EXERCISE INSTRUCTIONS ▸ Of the lines in these entries, how many contain the string "猪料比价平衡点"? Give the number and nothing else.

RECORDS FOR THIS TASK ▸
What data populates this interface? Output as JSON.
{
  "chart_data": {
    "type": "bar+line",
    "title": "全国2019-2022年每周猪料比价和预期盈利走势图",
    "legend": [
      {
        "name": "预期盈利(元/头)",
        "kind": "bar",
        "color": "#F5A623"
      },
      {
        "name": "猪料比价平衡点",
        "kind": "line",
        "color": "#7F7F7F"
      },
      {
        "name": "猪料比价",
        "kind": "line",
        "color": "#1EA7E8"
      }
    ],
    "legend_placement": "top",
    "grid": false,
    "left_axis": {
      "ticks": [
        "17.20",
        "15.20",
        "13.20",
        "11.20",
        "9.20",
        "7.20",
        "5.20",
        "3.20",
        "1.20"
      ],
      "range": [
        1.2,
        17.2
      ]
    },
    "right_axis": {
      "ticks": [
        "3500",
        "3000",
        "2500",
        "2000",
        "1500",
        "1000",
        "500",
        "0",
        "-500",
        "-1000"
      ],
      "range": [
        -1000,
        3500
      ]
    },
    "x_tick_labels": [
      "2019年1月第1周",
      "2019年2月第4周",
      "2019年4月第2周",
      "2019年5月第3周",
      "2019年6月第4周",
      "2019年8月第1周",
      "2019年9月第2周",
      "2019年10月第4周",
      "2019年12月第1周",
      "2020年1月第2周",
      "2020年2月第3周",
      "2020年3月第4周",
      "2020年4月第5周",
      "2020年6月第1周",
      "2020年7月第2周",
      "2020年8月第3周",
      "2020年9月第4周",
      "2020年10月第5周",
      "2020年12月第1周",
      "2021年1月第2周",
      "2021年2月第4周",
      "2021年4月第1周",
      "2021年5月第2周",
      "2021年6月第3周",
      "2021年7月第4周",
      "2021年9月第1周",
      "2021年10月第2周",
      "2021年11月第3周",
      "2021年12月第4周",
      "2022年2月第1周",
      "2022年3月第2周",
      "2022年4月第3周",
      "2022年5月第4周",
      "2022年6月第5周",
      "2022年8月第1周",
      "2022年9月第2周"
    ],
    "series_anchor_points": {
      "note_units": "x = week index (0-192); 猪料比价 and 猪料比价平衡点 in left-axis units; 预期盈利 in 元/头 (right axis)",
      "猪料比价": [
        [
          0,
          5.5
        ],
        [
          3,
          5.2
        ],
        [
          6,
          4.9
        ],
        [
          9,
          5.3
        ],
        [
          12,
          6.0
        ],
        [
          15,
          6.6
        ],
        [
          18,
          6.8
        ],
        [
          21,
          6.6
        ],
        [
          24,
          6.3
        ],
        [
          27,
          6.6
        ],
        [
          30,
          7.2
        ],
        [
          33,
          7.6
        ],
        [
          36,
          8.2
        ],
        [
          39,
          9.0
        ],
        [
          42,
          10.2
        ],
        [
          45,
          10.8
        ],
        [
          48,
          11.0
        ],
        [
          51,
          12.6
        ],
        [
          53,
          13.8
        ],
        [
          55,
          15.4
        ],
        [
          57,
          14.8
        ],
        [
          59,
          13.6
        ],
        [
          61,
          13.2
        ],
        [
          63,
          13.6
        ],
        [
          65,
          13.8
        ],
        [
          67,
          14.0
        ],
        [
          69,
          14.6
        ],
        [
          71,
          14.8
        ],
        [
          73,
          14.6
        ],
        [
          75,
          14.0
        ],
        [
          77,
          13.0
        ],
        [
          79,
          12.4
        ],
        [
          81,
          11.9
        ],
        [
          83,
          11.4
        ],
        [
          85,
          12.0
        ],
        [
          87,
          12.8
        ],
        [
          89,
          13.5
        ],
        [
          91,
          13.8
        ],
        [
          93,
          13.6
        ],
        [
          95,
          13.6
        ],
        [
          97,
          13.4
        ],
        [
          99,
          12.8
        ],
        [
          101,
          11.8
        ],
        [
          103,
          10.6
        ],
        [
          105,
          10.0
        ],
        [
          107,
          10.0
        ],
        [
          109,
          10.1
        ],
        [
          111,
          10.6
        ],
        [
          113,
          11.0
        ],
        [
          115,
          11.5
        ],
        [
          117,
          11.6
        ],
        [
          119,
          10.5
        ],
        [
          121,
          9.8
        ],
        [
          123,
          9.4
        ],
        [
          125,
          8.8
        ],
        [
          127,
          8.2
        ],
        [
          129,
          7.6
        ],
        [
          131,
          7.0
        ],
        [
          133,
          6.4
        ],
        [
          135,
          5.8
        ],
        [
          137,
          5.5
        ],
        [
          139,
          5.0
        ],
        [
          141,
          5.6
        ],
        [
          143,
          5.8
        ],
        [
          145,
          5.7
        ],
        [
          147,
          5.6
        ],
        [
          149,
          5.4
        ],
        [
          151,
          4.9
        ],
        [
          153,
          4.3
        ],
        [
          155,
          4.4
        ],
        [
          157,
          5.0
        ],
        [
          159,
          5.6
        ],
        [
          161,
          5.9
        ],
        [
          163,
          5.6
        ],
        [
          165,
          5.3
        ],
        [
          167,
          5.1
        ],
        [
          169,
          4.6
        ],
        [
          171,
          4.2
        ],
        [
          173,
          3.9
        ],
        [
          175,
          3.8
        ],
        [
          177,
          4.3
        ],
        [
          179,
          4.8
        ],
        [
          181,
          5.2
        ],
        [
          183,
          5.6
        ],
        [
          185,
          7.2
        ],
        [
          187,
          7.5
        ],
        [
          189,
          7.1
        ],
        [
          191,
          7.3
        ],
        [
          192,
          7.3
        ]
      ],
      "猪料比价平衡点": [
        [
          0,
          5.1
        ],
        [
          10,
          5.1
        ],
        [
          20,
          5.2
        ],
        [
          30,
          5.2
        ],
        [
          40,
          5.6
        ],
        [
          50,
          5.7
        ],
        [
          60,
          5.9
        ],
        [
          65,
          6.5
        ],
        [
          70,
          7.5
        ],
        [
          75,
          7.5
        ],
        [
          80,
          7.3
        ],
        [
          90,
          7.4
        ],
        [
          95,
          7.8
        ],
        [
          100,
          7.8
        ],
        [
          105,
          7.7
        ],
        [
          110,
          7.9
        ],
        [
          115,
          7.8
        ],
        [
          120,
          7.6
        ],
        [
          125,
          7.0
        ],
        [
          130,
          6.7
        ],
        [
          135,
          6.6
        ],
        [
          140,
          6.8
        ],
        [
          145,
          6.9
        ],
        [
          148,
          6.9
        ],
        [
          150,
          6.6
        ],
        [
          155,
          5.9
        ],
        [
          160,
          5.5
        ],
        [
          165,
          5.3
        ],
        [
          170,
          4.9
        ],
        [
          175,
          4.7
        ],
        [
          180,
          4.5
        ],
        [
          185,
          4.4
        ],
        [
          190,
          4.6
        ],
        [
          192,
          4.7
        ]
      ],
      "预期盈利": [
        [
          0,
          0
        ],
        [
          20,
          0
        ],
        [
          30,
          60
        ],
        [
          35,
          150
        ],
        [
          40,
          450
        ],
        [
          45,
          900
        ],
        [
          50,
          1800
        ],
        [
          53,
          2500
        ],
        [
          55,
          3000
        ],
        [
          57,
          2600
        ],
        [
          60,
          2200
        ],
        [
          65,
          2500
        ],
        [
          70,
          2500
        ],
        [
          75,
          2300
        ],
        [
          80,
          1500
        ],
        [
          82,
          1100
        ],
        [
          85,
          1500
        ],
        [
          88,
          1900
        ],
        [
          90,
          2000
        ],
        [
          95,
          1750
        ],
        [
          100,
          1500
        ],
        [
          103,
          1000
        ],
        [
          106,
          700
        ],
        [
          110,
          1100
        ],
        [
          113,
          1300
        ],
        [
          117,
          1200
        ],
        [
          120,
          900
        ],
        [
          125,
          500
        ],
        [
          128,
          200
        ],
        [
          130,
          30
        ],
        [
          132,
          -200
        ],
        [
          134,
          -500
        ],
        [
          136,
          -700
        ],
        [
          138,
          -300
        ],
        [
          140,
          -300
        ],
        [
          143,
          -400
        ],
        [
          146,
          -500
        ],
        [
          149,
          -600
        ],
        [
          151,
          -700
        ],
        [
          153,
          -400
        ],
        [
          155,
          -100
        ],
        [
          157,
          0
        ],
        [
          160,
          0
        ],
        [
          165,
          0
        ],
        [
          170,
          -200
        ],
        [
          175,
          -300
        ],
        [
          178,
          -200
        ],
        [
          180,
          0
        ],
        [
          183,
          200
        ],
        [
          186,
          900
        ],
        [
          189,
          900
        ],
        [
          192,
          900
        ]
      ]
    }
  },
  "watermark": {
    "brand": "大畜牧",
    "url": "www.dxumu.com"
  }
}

CORRECT OUTPUT ▸ 3